Extract, from the records beneath this instruction, each line that contains the word "name".

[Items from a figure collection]
◇ ◇ ◇ ◇ ◇

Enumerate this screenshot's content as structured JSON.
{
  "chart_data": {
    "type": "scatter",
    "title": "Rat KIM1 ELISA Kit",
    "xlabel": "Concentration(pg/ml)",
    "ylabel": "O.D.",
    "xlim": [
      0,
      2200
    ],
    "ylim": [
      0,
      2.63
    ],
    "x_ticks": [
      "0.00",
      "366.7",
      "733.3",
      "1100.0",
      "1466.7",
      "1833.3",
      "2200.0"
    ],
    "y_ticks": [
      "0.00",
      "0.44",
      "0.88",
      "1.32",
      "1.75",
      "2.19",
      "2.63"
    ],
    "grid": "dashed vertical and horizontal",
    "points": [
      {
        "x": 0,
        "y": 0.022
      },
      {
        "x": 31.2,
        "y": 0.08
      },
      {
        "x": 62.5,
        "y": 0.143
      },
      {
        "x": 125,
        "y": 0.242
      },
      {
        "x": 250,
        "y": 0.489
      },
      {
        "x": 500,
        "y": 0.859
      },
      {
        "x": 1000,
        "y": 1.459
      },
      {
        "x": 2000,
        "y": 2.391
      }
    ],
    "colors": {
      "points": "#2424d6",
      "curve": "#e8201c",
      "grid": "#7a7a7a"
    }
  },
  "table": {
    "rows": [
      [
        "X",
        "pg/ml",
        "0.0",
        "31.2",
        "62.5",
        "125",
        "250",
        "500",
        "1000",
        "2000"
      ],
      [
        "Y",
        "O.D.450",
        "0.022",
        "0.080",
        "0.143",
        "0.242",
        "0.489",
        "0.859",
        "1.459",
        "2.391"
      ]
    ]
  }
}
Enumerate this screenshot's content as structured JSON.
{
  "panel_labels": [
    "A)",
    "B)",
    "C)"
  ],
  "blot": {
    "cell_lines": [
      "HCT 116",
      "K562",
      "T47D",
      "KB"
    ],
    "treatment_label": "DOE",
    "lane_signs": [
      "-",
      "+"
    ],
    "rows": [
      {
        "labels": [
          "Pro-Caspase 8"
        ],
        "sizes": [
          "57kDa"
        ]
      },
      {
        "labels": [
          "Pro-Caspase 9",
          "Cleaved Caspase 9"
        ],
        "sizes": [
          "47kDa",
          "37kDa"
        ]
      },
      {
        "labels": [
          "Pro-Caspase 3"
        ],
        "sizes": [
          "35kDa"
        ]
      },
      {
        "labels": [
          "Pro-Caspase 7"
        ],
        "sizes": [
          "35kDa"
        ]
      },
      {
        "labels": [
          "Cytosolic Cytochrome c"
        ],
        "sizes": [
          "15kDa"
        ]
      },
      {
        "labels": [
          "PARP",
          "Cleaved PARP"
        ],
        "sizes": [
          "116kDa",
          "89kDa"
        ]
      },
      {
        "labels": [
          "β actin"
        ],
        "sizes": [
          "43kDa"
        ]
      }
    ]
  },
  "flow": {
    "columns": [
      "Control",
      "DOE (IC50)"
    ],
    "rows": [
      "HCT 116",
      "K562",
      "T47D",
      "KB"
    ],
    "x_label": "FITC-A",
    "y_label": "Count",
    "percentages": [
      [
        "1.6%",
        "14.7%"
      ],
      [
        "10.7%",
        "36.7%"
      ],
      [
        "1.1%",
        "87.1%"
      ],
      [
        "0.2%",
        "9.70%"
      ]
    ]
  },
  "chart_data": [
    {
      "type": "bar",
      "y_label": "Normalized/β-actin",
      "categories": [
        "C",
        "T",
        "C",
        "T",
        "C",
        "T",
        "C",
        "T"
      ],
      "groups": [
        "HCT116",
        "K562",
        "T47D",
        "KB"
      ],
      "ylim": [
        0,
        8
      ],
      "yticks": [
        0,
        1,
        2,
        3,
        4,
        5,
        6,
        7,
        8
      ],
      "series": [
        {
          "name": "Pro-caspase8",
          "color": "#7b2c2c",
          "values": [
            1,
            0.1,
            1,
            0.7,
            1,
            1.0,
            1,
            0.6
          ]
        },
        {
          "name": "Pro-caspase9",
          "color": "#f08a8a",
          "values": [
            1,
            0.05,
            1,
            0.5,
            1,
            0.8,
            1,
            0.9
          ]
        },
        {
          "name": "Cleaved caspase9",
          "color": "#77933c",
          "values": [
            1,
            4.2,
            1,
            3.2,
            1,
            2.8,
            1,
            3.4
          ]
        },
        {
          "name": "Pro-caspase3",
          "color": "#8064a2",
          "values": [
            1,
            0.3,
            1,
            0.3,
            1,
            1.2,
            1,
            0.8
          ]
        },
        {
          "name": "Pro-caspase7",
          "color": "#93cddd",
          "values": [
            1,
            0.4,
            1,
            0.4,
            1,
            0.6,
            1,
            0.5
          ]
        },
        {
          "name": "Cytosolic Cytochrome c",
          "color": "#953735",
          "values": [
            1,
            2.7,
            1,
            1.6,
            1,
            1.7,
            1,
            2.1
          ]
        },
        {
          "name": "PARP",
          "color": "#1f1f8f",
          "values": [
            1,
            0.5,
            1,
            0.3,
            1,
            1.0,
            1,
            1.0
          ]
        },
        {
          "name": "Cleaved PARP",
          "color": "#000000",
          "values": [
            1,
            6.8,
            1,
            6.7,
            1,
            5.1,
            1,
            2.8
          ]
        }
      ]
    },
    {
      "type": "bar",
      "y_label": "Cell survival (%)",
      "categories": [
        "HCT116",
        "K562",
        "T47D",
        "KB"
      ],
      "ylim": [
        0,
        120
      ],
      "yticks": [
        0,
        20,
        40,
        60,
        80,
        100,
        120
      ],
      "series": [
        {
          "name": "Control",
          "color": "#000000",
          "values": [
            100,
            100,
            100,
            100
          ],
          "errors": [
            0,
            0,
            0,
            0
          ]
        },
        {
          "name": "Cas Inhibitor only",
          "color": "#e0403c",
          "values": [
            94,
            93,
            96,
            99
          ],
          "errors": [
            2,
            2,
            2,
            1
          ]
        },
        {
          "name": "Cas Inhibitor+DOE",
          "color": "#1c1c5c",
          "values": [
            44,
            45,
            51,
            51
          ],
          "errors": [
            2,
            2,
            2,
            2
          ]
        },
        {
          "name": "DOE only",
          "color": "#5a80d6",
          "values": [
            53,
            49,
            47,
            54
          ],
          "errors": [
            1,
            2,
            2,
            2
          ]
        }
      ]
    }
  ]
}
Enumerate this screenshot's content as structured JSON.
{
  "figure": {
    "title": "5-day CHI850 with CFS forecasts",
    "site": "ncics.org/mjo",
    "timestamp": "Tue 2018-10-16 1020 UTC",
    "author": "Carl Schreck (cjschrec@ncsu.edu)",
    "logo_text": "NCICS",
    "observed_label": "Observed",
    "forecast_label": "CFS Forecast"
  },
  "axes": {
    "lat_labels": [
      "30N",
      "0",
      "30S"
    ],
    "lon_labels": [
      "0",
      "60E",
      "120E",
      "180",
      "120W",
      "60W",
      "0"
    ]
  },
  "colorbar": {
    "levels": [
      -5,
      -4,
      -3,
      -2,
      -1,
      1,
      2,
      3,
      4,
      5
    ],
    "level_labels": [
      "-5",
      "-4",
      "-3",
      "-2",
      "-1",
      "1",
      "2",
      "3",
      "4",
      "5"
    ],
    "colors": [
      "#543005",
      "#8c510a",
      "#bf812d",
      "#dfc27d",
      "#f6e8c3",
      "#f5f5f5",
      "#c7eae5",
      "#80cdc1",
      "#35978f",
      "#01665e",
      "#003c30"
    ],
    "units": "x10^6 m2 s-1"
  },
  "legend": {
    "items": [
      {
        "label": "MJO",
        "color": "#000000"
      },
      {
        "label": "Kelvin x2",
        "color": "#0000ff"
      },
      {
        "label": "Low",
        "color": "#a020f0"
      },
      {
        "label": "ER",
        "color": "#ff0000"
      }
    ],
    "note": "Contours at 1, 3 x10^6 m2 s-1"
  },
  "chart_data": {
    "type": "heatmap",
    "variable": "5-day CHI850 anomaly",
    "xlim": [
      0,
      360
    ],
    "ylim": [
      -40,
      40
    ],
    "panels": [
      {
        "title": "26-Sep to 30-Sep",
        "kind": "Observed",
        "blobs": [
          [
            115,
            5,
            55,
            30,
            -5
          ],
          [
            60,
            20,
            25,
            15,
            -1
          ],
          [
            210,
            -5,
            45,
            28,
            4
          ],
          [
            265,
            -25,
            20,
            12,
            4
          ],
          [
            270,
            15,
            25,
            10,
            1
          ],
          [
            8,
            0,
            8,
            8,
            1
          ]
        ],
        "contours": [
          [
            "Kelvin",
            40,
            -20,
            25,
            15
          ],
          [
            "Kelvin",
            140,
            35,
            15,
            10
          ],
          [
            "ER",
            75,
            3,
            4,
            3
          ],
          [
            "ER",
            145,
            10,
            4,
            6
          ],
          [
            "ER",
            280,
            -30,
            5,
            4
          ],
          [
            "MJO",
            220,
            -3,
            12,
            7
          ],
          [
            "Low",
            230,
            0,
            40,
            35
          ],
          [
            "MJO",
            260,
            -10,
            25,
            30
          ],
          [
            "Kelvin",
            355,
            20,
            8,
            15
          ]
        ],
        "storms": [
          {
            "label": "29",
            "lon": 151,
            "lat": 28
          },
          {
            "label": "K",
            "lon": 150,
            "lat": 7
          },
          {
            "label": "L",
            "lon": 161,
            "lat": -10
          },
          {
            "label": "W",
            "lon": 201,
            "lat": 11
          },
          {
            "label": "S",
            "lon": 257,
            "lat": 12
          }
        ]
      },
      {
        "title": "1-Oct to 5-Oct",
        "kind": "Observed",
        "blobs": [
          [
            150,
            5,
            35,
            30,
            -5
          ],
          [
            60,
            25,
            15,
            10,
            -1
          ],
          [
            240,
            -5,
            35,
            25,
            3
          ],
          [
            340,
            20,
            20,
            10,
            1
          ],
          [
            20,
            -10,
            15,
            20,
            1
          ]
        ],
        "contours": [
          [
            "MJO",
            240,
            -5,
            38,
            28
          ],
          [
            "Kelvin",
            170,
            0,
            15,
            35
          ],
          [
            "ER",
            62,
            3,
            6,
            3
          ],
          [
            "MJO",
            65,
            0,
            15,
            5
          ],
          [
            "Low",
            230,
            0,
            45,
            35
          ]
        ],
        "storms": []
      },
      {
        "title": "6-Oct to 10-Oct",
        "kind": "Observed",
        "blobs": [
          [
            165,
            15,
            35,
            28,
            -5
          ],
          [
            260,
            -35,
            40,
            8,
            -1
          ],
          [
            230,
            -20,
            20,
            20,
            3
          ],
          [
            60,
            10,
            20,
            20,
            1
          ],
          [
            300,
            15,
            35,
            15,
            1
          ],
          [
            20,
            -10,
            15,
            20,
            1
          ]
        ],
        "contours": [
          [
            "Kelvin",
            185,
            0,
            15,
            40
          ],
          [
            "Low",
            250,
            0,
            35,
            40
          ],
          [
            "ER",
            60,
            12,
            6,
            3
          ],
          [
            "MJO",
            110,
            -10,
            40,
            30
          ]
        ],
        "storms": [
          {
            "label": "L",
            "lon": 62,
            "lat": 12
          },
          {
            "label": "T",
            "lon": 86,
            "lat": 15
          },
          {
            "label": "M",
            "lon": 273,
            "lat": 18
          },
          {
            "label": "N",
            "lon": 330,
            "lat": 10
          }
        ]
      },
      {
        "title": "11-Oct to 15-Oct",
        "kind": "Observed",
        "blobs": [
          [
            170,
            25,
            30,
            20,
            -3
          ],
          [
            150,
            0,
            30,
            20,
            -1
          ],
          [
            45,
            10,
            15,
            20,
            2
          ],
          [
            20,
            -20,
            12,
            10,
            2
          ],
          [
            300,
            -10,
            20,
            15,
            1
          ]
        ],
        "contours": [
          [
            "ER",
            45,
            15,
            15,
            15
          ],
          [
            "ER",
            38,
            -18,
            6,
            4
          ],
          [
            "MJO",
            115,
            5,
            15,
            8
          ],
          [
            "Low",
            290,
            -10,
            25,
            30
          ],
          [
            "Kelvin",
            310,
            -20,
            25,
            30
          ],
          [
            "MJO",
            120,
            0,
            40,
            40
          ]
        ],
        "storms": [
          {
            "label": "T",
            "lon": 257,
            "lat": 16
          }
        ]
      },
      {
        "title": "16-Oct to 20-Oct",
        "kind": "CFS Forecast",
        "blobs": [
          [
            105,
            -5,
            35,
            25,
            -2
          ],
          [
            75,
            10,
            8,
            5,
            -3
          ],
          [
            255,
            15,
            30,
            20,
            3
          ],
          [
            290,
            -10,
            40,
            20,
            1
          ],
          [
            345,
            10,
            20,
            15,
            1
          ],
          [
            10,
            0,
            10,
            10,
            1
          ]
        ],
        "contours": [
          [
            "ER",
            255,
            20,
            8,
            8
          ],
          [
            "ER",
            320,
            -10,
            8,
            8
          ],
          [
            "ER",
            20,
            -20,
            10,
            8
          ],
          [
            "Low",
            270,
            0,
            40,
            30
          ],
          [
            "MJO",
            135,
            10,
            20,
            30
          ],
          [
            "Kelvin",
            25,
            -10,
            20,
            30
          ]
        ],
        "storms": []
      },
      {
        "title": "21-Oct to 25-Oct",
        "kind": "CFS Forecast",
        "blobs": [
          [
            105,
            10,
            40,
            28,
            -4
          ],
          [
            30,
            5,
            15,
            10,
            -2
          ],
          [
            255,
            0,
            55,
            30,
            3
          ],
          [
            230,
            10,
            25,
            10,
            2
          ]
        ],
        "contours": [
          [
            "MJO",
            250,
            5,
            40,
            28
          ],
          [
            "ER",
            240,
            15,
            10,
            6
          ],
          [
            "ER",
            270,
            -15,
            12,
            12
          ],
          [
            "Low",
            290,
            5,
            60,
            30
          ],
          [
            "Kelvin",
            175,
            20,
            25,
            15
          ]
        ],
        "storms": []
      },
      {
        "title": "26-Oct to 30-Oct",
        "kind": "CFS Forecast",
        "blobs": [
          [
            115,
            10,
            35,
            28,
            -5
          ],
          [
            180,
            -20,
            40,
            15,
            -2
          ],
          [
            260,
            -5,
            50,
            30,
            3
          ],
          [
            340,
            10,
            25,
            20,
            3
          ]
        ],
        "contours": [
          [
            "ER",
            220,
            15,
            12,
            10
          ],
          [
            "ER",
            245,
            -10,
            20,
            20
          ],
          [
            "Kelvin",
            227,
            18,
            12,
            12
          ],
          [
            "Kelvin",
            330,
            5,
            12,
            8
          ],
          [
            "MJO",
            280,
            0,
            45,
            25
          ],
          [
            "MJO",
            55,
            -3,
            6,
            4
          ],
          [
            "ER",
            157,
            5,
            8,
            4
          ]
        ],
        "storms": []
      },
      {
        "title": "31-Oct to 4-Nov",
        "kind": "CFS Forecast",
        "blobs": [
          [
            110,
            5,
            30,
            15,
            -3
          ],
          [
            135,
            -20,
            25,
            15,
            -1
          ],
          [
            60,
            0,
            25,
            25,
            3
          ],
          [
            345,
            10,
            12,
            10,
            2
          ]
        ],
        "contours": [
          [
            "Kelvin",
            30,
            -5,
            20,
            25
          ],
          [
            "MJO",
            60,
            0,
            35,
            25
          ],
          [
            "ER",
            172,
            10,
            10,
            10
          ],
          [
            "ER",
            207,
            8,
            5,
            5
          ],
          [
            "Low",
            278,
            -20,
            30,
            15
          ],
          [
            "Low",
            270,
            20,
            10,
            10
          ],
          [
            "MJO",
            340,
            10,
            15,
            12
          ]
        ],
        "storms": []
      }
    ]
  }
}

◇ ◇ ◇ ◇ ◇

§ **Expected answer**
          "name": "Pro-caspase8",
          "name": "Pro-caspase9",
          "name": "Cleaved caspase9",
          "name": "Pro-caspase3",
          "name": "Pro-caspase7",
          "name": "Cytosolic Cytochrome c",
          "name": "PARP",
          "name": "Cleaved PARP",
          "name": "Control",
          "name": "Cas Inhibitor only",
          "name": "Cas Inhibitor+DOE",
          "name": "DOE only",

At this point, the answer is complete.